### [WHAT TO DO]
Can you print every record below exactly as written?

### [DATA TO PROCESS]
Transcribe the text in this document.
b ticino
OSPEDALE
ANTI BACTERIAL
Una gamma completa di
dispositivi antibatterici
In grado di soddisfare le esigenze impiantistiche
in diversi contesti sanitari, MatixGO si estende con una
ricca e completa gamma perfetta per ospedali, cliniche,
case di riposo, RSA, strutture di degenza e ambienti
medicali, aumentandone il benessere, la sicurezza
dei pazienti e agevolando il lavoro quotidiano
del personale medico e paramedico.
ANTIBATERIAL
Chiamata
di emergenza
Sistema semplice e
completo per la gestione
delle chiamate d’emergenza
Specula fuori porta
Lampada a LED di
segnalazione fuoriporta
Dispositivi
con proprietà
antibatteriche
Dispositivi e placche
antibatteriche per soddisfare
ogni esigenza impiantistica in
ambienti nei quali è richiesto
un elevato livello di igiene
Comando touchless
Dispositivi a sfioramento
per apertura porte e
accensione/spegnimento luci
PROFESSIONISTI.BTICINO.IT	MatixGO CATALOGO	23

### [TASK RESULT]
Transcribe the text in this document.
b ticino
OSPEDALE
ANTI BACTERIAL
Una gamma completa di
dispositivi antibatterici
In grado di soddisfare le esigenze impiantistiche
in diversi contesti sanitari, MatixGO si estende con una
ricca e completa gamma perfetta per ospedali, cliniche,
case di riposo, RSA, strutture di degenza e ambienti
medicali, aumentandone il benessere, la sicurezza
dei pazienti e agevolando il lavoro quotidiano
del personale medico e paramedico.
ANTIBATERIAL
Chiamata
di emergenza
Sistema semplice e
completo per la gestione
delle chiamate d’emergenza
Specula fuori porta
Lampada a LED di
segnalazione fuoriporta
Dispositivi
con proprietà
antibatteriche
Dispositivi e placche
antibatteriche per soddisfare
ogni esigenza impiantistica in
ambienti nei quali è richiesto
un elevato livello di igiene
Comando touchless
Dispositivi a sfioramento
per apertura porte e
accensione/spegnimento luci
PROFESSIONISTI.BTICINO.IT	MatixGO CATALOGO	23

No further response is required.